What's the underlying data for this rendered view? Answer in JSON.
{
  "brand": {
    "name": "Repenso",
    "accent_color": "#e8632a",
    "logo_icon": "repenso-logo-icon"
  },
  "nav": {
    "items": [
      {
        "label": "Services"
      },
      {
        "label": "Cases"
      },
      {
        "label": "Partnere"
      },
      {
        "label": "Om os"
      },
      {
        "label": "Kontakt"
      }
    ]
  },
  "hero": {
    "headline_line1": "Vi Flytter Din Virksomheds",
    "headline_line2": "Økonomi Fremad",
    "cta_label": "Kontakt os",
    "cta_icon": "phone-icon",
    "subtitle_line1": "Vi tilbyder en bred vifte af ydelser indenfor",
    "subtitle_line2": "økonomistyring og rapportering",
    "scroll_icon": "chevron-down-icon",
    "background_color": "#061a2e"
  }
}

__GOAL__: For the listing above, identify each line bearing "icon".

__RESULT BELOW__:
    "logo_icon": "repenso-logo-icon"
    "cta_icon": "phone-icon",
    "scroll_icon": "chevron-down-icon",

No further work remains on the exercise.